**What the exercise asks**
Write out the whole listing again, exactly as given.

==================================================

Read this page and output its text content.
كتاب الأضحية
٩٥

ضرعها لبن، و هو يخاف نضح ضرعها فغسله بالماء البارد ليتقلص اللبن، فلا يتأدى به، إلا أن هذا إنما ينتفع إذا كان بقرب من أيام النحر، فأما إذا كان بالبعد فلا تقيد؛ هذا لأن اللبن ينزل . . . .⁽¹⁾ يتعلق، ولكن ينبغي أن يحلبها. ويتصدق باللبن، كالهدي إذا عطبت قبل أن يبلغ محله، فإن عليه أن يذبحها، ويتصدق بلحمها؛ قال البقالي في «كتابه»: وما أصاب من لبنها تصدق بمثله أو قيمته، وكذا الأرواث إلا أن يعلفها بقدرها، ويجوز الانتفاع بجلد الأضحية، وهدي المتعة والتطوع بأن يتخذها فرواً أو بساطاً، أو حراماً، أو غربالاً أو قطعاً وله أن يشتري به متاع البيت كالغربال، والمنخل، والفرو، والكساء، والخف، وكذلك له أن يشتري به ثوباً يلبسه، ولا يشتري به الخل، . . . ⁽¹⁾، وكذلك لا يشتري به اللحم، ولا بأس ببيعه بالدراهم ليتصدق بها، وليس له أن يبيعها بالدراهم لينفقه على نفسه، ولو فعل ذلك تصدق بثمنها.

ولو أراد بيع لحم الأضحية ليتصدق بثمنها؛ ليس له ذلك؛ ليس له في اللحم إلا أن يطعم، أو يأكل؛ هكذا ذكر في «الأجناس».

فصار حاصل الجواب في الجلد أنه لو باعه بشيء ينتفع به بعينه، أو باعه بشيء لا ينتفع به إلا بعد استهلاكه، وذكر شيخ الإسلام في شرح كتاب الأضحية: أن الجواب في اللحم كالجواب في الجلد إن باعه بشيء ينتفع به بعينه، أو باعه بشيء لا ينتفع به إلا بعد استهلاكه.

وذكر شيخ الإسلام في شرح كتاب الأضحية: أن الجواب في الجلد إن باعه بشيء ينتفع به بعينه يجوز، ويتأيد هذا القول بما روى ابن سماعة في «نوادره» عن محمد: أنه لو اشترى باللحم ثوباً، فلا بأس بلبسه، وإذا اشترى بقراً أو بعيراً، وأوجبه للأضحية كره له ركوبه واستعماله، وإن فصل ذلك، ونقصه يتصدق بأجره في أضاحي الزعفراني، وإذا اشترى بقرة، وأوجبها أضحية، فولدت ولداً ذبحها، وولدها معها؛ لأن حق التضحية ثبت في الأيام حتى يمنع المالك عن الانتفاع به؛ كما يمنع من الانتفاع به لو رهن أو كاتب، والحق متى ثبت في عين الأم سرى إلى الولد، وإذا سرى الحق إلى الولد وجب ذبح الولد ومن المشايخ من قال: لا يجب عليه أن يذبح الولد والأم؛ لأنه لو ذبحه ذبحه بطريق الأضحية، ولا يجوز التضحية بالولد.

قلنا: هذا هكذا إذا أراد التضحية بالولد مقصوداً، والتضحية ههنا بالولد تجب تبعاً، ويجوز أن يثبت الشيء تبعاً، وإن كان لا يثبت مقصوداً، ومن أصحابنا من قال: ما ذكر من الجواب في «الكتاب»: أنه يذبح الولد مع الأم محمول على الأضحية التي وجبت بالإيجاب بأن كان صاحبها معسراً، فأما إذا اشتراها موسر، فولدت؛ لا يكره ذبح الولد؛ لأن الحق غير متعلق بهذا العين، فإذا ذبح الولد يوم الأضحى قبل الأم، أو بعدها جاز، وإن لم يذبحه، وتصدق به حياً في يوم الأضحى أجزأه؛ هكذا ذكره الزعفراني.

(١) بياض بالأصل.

==================================================

**Finished exercise**
Read this page and output its text content.
كتاب الأضحية
٩٥

ضرعها لبن، و هو يخاف نضح ضرعها فغسله بالماء البارد ليتقلص اللبن، فلا يتأدى به، إلا أن هذا إنما ينتفع إذا كان بقرب من أيام النحر، فأما إذا كان بالبعد فلا تقيد؛ هذا لأن اللبن ينزل . . . .⁽¹⁾ يتعلق، ولكن ينبغي أن يحلبها. ويتصدق باللبن، كالهدي إذا عطبت قبل أن يبلغ محله، فإن عليه أن يذبحها، ويتصدق بلحمها؛ قال البقالي في «كتابه»: وما أصاب من لبنها تصدق بمثله أو قيمته، وكذا الأرواث إلا أن يعلفها بقدرها، ويجوز الانتفاع بجلد الأضحية، وهدي المتعة والتطوع بأن يتخذها فرواً أو بساطاً، أو حراماً، أو غربالاً أو قطعاً وله أن يشتري به متاع البيت كالغربال، والمنخل، والفرو، والكساء، والخف، وكذلك له أن يشتري به ثوباً يلبسه، ولا يشتري به الخل، . . . ⁽¹⁾، وكذلك لا يشتري به اللحم، ولا بأس ببيعه بالدراهم ليتصدق بها، وليس له أن يبيعها بالدراهم لينفقه على نفسه، ولو فعل ذلك تصدق بثمنها.

ولو أراد بيع لحم الأضحية ليتصدق بثمنها؛ ليس له ذلك؛ ليس له في اللحم إلا أن يطعم، أو يأكل؛ هكذا ذكر في «الأجناس».

فصار حاصل الجواب في الجلد أنه لو باعه بشيء ينتفع به بعينه، أو باعه بشيء لا ينتفع به إلا بعد استهلاكه، وذكر شيخ الإسلام في شرح كتاب الأضحية: أن الجواب في اللحم كالجواب في الجلد إن باعه بشيء ينتفع به بعينه، أو باعه بشيء لا ينتفع به إلا بعد استهلاكه.

وذكر شيخ الإسلام في شرح كتاب الأضحية: أن الجواب في الجلد إن باعه بشيء ينتفع به بعينه يجوز، ويتأيد هذا القول بما روى ابن سماعة في «نوادره» عن محمد: أنه لو اشترى باللحم ثوباً، فلا بأس بلبسه، وإذا اشترى بقراً أو بعيراً، وأوجبه للأضحية كره له ركوبه واستعماله، وإن فصل ذلك، ونقصه يتصدق بأجره في أضاحي الزعفراني، وإذا اشترى بقرة، وأوجبها أضحية، فولدت ولداً ذبحها، وولدها معها؛ لأن حق التضحية ثبت في الأيام حتى يمنع المالك عن الانتفاع به؛ كما يمنع من الانتفاع به لو رهن أو كاتب، والحق متى ثبت في عين الأم سرى إلى الولد، وإذا سرى الحق إلى الولد وجب ذبح الولد ومن المشايخ من قال: لا يجب عليه أن يذبح الولد والأم؛ لأنه لو ذبحه ذبحه بطريق الأضحية، ولا يجوز التضحية بالولد.

قلنا: هذا هكذا إذا أراد التضحية بالولد مقصوداً، والتضحية ههنا بالولد تجب تبعاً، ويجوز أن يثبت الشيء تبعاً، وإن كان لا يثبت مقصوداً، ومن أصحابنا من قال: ما ذكر من الجواب في «الكتاب»: أنه يذبح الولد مع الأم محمول على الأضحية التي وجبت بالإيجاب بأن كان صاحبها معسراً، فأما إذا اشتراها موسر، فولدت؛ لا يكره ذبح الولد؛ لأن الحق غير متعلق بهذا العين، فإذا ذبح الولد يوم الأضحى قبل الأم، أو بعدها جاز، وإن لم يذبحه، وتصدق به حياً في يوم الأضحى أجزأه؛ هكذا ذكره الزعفراني.

(١) بياض بالأصل.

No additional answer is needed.